>> BEGIN

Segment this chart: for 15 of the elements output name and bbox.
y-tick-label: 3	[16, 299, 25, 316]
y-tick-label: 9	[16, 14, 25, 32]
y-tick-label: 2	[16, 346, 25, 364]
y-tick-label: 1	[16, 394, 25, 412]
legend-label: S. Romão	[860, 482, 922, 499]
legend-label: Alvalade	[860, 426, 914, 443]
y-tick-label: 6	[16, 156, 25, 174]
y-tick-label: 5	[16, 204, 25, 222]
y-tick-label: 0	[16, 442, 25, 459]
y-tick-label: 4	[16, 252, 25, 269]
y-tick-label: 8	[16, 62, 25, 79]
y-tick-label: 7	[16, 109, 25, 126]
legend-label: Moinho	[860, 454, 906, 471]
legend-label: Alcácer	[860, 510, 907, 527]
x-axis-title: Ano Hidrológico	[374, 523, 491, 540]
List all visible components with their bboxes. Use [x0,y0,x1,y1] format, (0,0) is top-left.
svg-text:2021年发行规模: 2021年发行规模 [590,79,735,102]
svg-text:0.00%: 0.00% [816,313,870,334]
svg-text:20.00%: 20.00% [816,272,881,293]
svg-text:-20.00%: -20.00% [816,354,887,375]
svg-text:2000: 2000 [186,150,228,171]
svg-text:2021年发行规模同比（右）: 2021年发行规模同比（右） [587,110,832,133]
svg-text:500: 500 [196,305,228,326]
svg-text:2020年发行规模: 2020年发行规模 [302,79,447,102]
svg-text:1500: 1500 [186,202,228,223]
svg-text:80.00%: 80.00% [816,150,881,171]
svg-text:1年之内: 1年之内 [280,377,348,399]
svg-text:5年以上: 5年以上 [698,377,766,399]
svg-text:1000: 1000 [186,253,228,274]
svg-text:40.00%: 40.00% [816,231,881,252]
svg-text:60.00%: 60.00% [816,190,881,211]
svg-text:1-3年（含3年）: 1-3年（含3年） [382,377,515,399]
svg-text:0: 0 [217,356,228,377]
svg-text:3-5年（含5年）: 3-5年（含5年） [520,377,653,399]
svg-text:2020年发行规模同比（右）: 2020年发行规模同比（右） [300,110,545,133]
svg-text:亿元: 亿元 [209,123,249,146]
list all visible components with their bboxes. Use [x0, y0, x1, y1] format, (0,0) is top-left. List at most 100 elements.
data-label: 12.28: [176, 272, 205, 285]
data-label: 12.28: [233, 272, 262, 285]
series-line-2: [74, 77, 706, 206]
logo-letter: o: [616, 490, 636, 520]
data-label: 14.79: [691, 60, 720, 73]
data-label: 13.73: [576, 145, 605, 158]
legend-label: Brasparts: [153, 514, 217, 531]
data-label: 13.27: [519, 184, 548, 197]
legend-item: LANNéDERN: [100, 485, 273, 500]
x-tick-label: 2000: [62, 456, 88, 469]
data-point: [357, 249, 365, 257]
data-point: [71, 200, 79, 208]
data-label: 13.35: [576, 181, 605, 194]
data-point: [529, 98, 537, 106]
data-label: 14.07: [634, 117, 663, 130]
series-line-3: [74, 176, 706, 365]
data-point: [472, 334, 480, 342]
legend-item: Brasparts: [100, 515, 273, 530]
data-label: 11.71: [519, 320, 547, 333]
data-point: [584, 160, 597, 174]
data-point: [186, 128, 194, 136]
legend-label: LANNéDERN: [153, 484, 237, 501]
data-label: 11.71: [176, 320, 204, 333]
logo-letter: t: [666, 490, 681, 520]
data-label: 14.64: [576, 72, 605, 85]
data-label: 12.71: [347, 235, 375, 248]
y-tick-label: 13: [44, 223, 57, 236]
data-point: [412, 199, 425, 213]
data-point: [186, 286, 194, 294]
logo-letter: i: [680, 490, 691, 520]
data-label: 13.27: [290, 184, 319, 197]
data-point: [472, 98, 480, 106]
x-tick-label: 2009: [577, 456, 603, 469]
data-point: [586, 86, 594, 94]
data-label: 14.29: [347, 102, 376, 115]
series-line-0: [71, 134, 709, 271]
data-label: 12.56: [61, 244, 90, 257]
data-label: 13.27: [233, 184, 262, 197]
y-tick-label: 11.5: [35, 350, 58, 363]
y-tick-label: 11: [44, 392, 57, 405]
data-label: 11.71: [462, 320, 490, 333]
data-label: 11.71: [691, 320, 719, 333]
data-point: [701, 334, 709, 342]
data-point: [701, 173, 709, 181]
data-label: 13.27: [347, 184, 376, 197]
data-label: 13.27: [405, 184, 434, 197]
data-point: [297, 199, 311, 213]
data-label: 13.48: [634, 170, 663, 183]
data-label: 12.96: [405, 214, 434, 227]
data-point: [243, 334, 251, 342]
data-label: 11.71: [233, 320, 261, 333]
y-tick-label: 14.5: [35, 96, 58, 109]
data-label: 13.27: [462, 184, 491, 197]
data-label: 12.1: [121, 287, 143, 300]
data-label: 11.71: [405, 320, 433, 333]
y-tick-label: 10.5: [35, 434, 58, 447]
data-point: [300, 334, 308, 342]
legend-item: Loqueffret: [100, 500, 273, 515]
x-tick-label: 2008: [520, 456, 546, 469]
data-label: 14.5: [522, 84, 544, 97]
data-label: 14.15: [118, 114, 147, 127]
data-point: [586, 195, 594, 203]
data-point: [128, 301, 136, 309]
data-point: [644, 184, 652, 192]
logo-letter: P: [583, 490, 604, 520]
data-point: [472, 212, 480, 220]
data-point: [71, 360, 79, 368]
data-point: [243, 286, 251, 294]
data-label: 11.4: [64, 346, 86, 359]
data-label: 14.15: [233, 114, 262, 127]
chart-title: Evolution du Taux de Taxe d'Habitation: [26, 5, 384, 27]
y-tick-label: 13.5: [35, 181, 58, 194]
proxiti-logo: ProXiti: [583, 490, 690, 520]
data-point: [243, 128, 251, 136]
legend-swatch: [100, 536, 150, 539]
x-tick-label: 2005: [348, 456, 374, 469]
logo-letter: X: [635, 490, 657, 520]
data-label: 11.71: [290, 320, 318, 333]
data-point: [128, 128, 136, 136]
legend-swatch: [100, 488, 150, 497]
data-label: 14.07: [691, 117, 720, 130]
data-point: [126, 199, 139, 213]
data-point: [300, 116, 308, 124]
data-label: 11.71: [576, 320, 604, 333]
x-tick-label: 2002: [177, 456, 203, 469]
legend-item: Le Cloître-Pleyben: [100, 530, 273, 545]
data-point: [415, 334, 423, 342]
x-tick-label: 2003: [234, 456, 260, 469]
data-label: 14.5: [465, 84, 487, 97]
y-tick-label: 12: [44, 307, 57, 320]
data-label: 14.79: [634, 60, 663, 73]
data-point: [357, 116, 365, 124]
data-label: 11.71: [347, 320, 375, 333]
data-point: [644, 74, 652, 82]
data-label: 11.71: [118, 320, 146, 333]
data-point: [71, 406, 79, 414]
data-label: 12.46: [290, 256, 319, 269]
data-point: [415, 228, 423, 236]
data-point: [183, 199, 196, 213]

>> END

● Work to be completed
Print the listing above line for line, with no changes.

● Answer to the exercise
Segment this chart: for 15 of the elements output name and bbox.
y-tick-label: 3	[16, 299, 25, 316]
y-tick-label: 9	[16, 14, 25, 32]
y-tick-label: 2	[16, 346, 25, 364]
y-tick-label: 1	[16, 394, 25, 412]
legend-label: S. Romão	[860, 482, 922, 499]
legend-label: Alvalade	[860, 426, 914, 443]
y-tick-label: 6	[16, 156, 25, 174]
y-tick-label: 5	[16, 204, 25, 222]
y-tick-label: 0	[16, 442, 25, 459]
y-tick-label: 4	[16, 252, 25, 269]
y-tick-label: 8	[16, 62, 25, 79]
y-tick-label: 7	[16, 109, 25, 126]
legend-label: Moinho	[860, 454, 906, 471]
legend-label: Alcácer	[860, 510, 907, 527]
x-axis-title: Ano Hidrológico	[374, 523, 491, 540]
List all visible components with their bboxes. Use [x0,y0,x1,y1] format, (0,0) is top-left.
svg-text:2021年发行规模: 2021年发行规模 [590,79,735,102]
svg-text:0.00%: 0.00% [816,313,870,334]
svg-text:20.00%: 20.00% [816,272,881,293]
svg-text:-20.00%: -20.00% [816,354,887,375]
svg-text:2000: 2000 [186,150,228,171]
svg-text:2021年发行规模同比（右）: 2021年发行规模同比（右） [587,110,832,133]
svg-text:500: 500 [196,305,228,326]
svg-text:2020年发行规模: 2020年发行规模 [302,79,447,102]
svg-text:1500: 1500 [186,202,228,223]
svg-text:80.00%: 80.00% [816,150,881,171]
svg-text:1年之内: 1年之内 [280,377,348,399]
svg-text:5年以上: 5年以上 [698,377,766,399]
svg-text:1000: 1000 [186,253,228,274]
svg-text:40.00%: 40.00% [816,231,881,252]
svg-text:60.00%: 60.00% [816,190,881,211]
svg-text:1-3年（含3年）: 1-3年（含3年） [382,377,515,399]
svg-text:0: 0 [217,356,228,377]
svg-text:3-5年（含5年）: 3-5年（含5年） [520,377,653,399]
svg-text:2020年发行规模同比（右）: 2020年发行规模同比（右） [300,110,545,133]
svg-text:亿元: 亿元 [209,123,249,146]
list all visible components with their bboxes. Use [x0, y0, x1, y1] format, (0,0) is top-left. List at most 100 elements.
data-label: 12.28: [176, 272, 205, 285]
data-label: 12.28: [233, 272, 262, 285]
series-line-2: [74, 77, 706, 206]
logo-letter: o: [616, 490, 636, 520]
data-label: 14.79: [691, 60, 720, 73]
data-label: 13.73: [576, 145, 605, 158]
legend-label: Brasparts: [153, 514, 217, 531]
data-label: 13.27: [519, 184, 548, 197]
legend-item: LANNéDERN: [100, 485, 273, 500]
x-tick-label: 2000: [62, 456, 88, 469]
data-point: [357, 249, 365, 257]
data-point: [71, 200, 79, 208]
data-label: 13.35: [576, 181, 605, 194]
data-point: [529, 98, 537, 106]
data-label: 14.07: [634, 117, 663, 130]
series-line-3: [74, 176, 706, 365]
data-point: [472, 334, 480, 342]
legend-item: Brasparts: [100, 515, 273, 530]
data-label: 11.71: [519, 320, 547, 333]
data-point: [584, 160, 597, 174]
data-point: [186, 128, 194, 136]
legend-label: LANNéDERN: [153, 484, 237, 501]
data-label: 11.71: [176, 320, 204, 333]
logo-letter: t: [666, 490, 681, 520]
data-label: 14.64: [576, 72, 605, 85]
data-label: 12.71: [347, 235, 375, 248]
y-tick-label: 13: [44, 223, 57, 236]
data-point: [412, 199, 425, 213]
data-point: [186, 286, 194, 294]
logo-letter: i: [680, 490, 691, 520]
data-label: 13.27: [290, 184, 319, 197]
data-point: [472, 98, 480, 106]
x-tick-label: 2009: [577, 456, 603, 469]
data-point: [586, 86, 594, 94]
data-label: 14.29: [347, 102, 376, 115]
series-line-0: [71, 134, 709, 271]
data-label: 12.56: [61, 244, 90, 257]
data-label: 13.27: [233, 184, 262, 197]
y-tick-label: 11.5: [35, 350, 58, 363]
y-tick-label: 11: [44, 392, 57, 405]
data-label: 11.71: [462, 320, 490, 333]
data-label: 11.71: [691, 320, 719, 333]
data-point: [701, 334, 709, 342]
data-point: [701, 173, 709, 181]
data-label: 13.27: [347, 184, 376, 197]
data-label: 13.27: [405, 184, 434, 197]
data-point: [297, 199, 311, 213]
data-label: 13.48: [634, 170, 663, 183]
data-label: 12.96: [405, 214, 434, 227]
data-point: [243, 334, 251, 342]
data-label: 11.71: [233, 320, 261, 333]
y-tick-label: 14.5: [35, 96, 58, 109]
data-label: 13.27: [462, 184, 491, 197]
data-label: 12.1: [121, 287, 143, 300]
data-label: 11.71: [405, 320, 433, 333]
y-tick-label: 10.5: [35, 434, 58, 447]
data-point: [300, 334, 308, 342]
legend-item: Loqueffret: [100, 500, 273, 515]
x-tick-label: 2008: [520, 456, 546, 469]
data-label: 14.5: [522, 84, 544, 97]
data-label: 14.15: [118, 114, 147, 127]
data-point: [586, 195, 594, 203]
data-point: [128, 301, 136, 309]
data-point: [644, 184, 652, 192]
logo-letter: P: [583, 490, 604, 520]
data-point: [472, 212, 480, 220]
data-point: [71, 360, 79, 368]
data-point: [243, 286, 251, 294]
data-label: 11.4: [64, 346, 86, 359]
data-label: 14.15: [233, 114, 262, 127]
chart-title: Evolution du Taux de Taxe d'Habitation: [26, 5, 384, 27]
y-tick-label: 13.5: [35, 181, 58, 194]
proxiti-logo: ProXiti: [583, 490, 690, 520]
data-point: [243, 128, 251, 136]
legend-swatch: [100, 536, 150, 539]
x-tick-label: 2005: [348, 456, 374, 469]
logo-letter: X: [635, 490, 657, 520]
data-label: 11.71: [290, 320, 318, 333]
data-point: [128, 128, 136, 136]
legend-swatch: [100, 488, 150, 497]
data-label: 14.07: [691, 117, 720, 130]
data-point: [126, 199, 139, 213]
data-point: [300, 116, 308, 124]
data-label: 11.71: [576, 320, 604, 333]
x-tick-label: 2002: [177, 456, 203, 469]
legend-item: Le Cloître-Pleyben: [100, 530, 273, 545]
data-point: [415, 334, 423, 342]
x-tick-label: 2003: [234, 456, 260, 469]
data-label: 14.5: [465, 84, 487, 97]
y-tick-label: 12: [44, 307, 57, 320]
data-label: 14.79: [634, 60, 663, 73]
data-point: [357, 116, 365, 124]
data-label: 11.71: [347, 320, 375, 333]
data-point: [644, 74, 652, 82]
data-label: 11.71: [118, 320, 146, 333]
data-point: [71, 406, 79, 414]
data-label: 12.46: [290, 256, 319, 269]
data-point: [415, 228, 423, 236]
data-point: [183, 199, 196, 213]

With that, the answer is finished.